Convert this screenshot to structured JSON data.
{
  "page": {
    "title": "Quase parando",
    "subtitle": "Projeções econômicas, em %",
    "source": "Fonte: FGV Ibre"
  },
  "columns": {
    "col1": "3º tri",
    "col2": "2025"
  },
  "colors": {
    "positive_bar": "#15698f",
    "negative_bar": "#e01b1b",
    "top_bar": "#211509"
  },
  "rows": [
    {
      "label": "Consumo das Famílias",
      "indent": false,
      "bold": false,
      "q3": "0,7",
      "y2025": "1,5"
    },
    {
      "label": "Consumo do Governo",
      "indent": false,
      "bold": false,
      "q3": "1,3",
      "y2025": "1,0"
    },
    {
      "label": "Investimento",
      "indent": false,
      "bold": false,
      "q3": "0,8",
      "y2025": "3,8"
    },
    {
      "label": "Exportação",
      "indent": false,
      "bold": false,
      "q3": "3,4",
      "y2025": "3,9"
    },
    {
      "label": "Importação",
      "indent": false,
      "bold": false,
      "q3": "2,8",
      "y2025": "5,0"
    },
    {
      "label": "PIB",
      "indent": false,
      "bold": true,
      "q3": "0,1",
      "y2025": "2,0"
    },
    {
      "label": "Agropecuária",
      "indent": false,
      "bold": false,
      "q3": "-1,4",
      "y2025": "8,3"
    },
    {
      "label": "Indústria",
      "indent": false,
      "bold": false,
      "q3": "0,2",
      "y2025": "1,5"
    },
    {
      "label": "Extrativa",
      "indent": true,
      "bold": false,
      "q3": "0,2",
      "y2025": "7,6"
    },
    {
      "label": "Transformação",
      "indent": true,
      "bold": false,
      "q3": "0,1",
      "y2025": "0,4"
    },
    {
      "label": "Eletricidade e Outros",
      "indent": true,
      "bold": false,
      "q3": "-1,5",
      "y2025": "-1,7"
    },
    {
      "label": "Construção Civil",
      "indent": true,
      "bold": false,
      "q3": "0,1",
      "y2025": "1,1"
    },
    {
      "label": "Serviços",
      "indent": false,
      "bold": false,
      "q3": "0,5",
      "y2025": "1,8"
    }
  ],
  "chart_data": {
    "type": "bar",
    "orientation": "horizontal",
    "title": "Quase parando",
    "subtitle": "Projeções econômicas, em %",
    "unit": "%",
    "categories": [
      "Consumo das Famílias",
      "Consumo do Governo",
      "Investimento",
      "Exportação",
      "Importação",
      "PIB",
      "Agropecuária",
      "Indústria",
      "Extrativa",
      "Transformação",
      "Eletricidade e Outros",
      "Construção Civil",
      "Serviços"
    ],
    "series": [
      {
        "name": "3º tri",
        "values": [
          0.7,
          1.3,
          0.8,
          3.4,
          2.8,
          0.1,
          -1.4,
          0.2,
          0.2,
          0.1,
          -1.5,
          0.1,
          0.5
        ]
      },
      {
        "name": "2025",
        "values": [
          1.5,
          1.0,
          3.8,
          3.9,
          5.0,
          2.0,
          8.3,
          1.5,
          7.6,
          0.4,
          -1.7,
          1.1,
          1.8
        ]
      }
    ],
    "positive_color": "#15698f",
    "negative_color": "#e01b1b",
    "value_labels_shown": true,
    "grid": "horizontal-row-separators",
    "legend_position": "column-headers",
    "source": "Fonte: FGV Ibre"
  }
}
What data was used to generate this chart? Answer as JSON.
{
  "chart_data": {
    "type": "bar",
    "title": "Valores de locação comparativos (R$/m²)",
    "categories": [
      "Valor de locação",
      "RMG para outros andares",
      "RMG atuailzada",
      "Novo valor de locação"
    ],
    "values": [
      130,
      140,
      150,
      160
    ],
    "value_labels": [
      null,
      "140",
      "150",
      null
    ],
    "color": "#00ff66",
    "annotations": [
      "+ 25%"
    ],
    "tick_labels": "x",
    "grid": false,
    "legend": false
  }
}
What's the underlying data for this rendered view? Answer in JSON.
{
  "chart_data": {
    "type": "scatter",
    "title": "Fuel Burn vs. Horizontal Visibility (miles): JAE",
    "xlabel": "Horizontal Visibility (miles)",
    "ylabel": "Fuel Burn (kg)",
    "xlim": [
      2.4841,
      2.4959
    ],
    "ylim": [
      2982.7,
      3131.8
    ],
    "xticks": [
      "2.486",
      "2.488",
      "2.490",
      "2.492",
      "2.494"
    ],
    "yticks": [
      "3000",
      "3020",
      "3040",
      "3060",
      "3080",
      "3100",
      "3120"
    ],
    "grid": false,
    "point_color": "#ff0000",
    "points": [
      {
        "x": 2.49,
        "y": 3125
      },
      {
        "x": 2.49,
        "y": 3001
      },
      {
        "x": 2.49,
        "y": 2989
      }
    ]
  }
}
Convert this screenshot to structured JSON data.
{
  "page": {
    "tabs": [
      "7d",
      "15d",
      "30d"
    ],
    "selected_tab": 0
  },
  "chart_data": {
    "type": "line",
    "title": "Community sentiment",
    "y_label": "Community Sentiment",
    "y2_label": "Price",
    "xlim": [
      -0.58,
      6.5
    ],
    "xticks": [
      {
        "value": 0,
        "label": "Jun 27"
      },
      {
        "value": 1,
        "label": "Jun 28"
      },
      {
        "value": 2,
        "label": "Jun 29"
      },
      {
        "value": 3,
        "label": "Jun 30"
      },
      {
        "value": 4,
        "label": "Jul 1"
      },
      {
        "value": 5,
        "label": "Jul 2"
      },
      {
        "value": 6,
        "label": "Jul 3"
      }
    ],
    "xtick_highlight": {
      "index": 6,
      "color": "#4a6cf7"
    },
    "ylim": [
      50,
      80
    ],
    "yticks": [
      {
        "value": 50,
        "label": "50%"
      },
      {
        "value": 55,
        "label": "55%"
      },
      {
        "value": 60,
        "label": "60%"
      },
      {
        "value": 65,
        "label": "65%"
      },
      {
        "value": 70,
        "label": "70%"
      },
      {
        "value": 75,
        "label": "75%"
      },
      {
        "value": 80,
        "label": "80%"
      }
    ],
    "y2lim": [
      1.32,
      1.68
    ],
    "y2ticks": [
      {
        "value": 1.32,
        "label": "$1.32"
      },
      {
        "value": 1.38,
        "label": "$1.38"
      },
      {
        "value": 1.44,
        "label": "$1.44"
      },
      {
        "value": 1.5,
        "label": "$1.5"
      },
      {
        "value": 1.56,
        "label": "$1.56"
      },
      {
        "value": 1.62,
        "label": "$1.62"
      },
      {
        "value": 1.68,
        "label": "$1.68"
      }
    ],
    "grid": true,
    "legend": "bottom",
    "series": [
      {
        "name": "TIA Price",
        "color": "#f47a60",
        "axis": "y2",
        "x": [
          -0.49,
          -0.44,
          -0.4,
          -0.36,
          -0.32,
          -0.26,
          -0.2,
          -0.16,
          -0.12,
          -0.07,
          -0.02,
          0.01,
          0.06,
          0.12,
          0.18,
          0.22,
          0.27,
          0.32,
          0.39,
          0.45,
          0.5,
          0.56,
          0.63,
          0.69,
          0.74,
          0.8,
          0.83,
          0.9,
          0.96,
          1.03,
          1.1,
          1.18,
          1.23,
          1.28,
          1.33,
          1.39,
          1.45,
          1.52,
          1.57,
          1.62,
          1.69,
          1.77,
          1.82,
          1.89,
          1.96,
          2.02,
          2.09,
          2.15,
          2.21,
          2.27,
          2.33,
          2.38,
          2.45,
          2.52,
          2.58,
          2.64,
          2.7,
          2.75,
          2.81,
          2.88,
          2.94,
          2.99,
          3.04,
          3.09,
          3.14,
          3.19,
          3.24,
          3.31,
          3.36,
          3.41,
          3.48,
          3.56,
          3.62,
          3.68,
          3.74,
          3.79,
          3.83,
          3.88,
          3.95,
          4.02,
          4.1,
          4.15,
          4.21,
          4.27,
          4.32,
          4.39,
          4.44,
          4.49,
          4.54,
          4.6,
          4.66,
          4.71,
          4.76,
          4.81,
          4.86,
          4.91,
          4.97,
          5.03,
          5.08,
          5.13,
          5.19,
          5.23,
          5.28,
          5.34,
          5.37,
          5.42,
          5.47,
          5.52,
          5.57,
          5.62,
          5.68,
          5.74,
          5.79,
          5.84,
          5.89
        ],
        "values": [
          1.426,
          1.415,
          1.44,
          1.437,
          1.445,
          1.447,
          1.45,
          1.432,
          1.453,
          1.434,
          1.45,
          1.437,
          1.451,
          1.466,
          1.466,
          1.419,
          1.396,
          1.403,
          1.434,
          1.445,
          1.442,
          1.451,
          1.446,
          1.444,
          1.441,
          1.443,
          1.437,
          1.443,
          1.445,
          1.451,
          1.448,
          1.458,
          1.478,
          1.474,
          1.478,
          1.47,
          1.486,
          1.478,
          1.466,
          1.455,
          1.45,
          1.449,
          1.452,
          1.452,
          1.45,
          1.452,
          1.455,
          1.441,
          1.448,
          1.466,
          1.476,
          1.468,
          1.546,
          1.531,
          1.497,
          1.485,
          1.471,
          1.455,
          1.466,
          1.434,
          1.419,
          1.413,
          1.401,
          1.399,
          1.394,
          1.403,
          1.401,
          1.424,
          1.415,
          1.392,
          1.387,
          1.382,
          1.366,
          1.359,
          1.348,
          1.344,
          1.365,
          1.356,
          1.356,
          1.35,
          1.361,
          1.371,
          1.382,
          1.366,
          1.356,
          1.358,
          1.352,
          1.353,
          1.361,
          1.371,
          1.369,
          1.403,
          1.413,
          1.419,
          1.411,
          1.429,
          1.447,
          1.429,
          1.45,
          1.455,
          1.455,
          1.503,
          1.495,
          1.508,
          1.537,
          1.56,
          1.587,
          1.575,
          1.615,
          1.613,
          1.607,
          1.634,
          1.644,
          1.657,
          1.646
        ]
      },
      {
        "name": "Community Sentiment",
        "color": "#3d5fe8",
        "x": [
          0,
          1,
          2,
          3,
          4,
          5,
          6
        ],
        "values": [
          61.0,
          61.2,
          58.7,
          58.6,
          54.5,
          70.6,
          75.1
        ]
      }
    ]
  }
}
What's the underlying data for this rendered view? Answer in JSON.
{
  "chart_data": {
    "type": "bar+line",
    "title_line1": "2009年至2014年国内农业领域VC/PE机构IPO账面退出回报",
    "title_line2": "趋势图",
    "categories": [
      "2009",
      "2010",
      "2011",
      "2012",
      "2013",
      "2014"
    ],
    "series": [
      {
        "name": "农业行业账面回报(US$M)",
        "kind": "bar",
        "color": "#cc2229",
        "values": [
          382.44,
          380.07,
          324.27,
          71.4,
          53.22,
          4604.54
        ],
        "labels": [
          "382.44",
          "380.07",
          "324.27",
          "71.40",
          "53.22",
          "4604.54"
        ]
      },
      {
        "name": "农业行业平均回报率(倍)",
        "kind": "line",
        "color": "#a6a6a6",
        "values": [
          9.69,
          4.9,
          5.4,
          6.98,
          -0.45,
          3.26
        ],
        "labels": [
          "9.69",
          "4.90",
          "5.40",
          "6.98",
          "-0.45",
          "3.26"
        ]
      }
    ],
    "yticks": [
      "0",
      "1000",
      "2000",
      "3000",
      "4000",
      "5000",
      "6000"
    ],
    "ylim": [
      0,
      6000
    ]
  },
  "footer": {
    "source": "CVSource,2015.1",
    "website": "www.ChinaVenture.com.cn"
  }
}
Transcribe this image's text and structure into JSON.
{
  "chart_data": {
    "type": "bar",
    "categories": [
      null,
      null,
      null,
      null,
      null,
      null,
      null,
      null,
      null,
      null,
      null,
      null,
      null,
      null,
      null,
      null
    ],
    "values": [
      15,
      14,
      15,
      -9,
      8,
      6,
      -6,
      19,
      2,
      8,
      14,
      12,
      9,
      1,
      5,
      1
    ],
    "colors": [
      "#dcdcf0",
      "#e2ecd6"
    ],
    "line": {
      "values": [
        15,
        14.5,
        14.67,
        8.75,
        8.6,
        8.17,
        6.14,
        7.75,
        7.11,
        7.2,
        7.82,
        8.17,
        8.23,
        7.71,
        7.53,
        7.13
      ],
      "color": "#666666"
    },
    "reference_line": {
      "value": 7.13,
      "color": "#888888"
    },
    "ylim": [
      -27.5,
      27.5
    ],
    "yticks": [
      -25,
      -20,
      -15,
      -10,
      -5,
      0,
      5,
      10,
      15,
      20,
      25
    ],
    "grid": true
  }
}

== == ==

EXERCISE GOAL:
Report each line in the preceding entries that holds the string "Transformação".

EXERCISE RESULT:
      "label": "Transformação",
      "Transformação",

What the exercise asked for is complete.